-- BEGIN --

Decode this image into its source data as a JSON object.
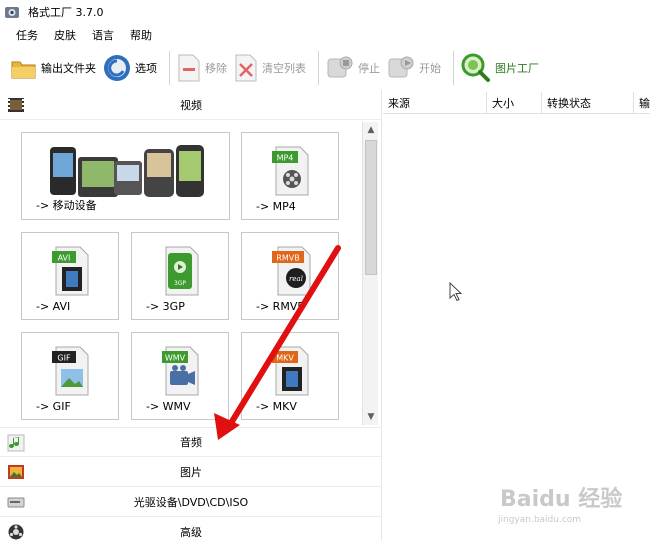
{
  "window": {
    "title": "格式工厂 3.7.0"
  },
  "menu": {
    "items": [
      "任务",
      "皮肤",
      "语言",
      "帮助"
    ]
  },
  "toolbar": {
    "output_folder": "输出文件夹",
    "options": "选项",
    "remove": "移除",
    "clear_list": "清空列表",
    "stop": "停止",
    "start": "开始",
    "picture_factory": "图片工厂"
  },
  "sidebar": {
    "video": "视频",
    "audio": "音频",
    "picture": "图片",
    "optical": "光驱设备\\DVD\\CD\\ISO",
    "advanced": "高级"
  },
  "tiles": {
    "mobile": {
      "label": "-> 移动设备"
    },
    "mp4": {
      "label": "-> MP4",
      "badge": "MP4"
    },
    "avi": {
      "label": "-> AVI",
      "badge": "AVI"
    },
    "3gp": {
      "label": "-> 3GP",
      "badge": "3GP"
    },
    "rmvb": {
      "label": "-> RMVB",
      "badge": "RMVB"
    },
    "gif": {
      "label": "-> GIF",
      "badge": "GIF"
    },
    "wmv": {
      "label": "-> WMV",
      "badge": "WMV"
    },
    "mkv": {
      "label": "-> MKV",
      "badge": "MKV"
    }
  },
  "table": {
    "columns": [
      "来源",
      "大小",
      "转换状态",
      "输"
    ]
  },
  "watermark": {
    "brand": "Baidu 经验",
    "url": "jingyan.baidu.com"
  },
  "colors": {
    "accent_red": "#e01010",
    "badge_green": "#3c9a2e",
    "badge_orange": "#e0661a"
  }
}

-- END --

PROBLEM:
Transcribe the listing in full. Omit the pictures and keep every line exact.

RIGHT ANSWER:
Decode this image into its source data as a JSON object.
{
  "window": {
    "title": "格式工厂 3.7.0"
  },
  "menu": {
    "items": [
      "任务",
      "皮肤",
      "语言",
      "帮助"
    ]
  },
  "toolbar": {
    "output_folder": "输出文件夹",
    "options": "选项",
    "remove": "移除",
    "clear_list": "清空列表",
    "stop": "停止",
    "start": "开始",
    "picture_factory": "图片工厂"
  },
  "sidebar": {
    "video": "视频",
    "audio": "音频",
    "picture": "图片",
    "optical": "光驱设备\\DVD\\CD\\ISO",
    "advanced": "高级"
  },
  "tiles": {
    "mobile": {
      "label": "-> 移动设备"
    },
    "mp4": {
      "label": "-> MP4",
      "badge": "MP4"
    },
    "avi": {
      "label": "-> AVI",
      "badge": "AVI"
    },
    "3gp": {
      "label": "-> 3GP",
      "badge": "3GP"
    },
    "rmvb": {
      "label": "-> RMVB",
      "badge": "RMVB"
    },
    "gif": {
      "label": "-> GIF",
      "badge": "GIF"
    },
    "wmv": {
      "label": "-> WMV",
      "badge": "WMV"
    },
    "mkv": {
      "label": "-> MKV",
      "badge": "MKV"
    }
  },
  "table": {
    "columns": [
      "来源",
      "大小",
      "转换状态",
      "输"
    ]
  },
  "watermark": {
    "brand": "Baidu 经验",
    "url": "jingyan.baidu.com"
  },
  "colors": {
    "accent_red": "#e01010",
    "badge_green": "#3c9a2e",
    "badge_orange": "#e0661a"
  }
}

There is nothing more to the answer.